Task brief:
Determine how many lines in the entries below include "check". The reply should be that number and nothing else.

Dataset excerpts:
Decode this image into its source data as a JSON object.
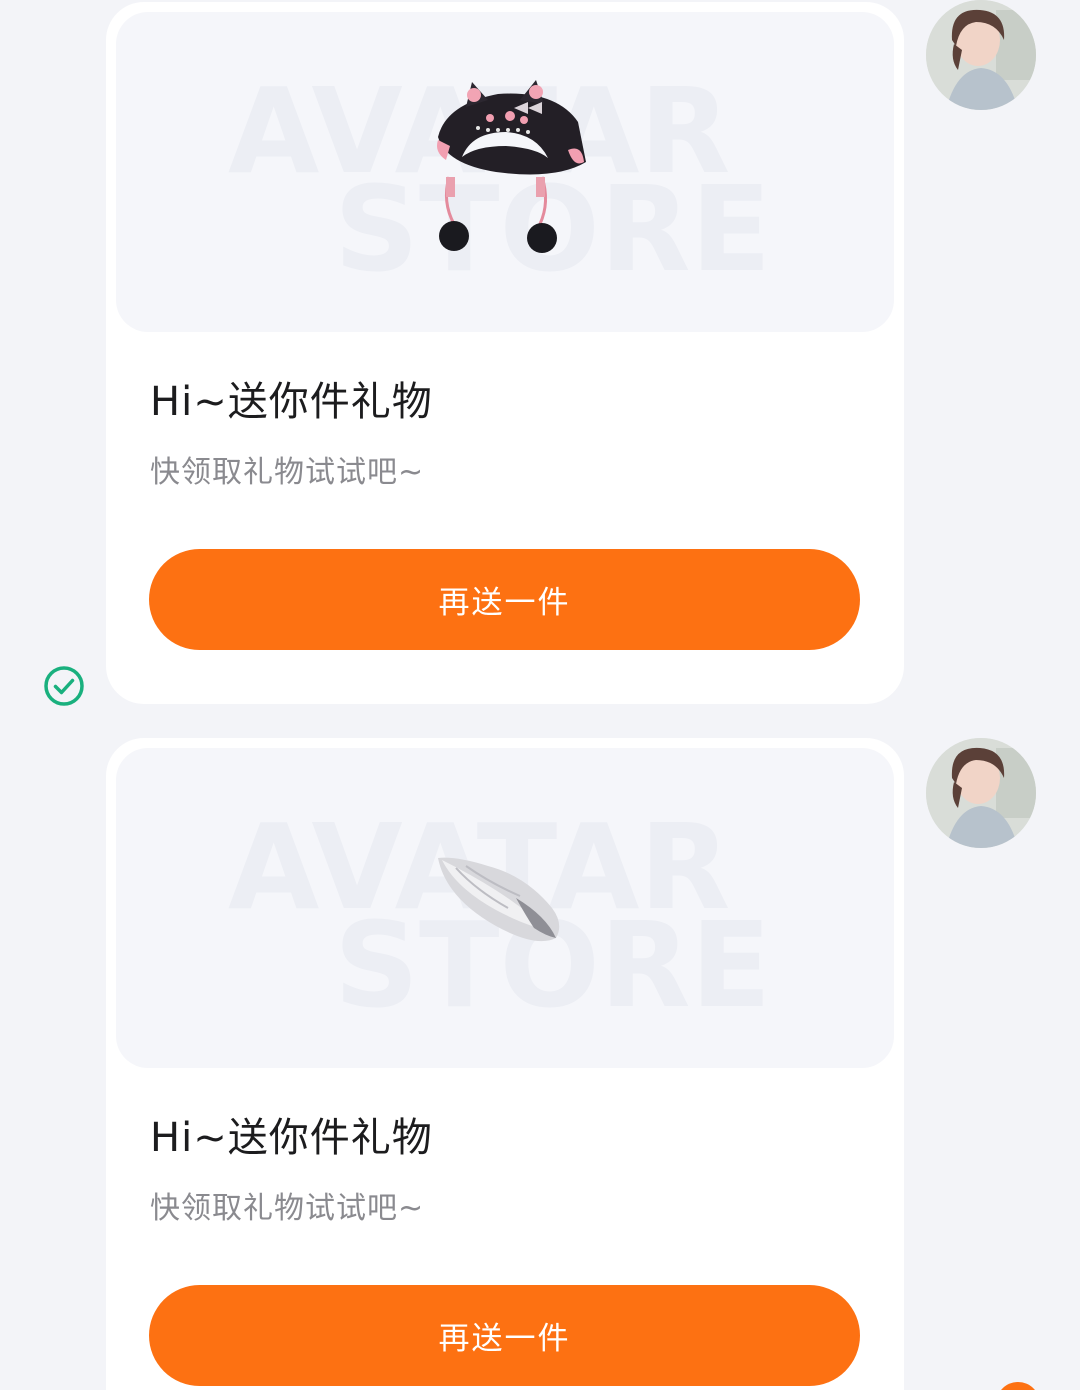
{
  "messages": [
    {
      "title": "Hi~送你件礼物",
      "subtitle": "快领取礼物试试吧~",
      "button_label": "再送一件",
      "gift_icon": "cat-ear-hat-icon",
      "watermark_line1": "AVATAR",
      "watermark_line2": "STORE",
      "status_icon": "sent-check-icon"
    },
    {
      "title": "Hi~送你件礼物",
      "subtitle": "快领取礼物试试吧~",
      "button_label": "再送一件",
      "gift_icon": "fluffy-tail-icon",
      "watermark_line1": "AVATAR",
      "watermark_line2": "STORE"
    }
  ],
  "colors": {
    "accent": "#fd7112",
    "background": "#f3f4f8",
    "card": "#ffffff",
    "check": "#19b07e"
  }
}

Response to the exercise:
2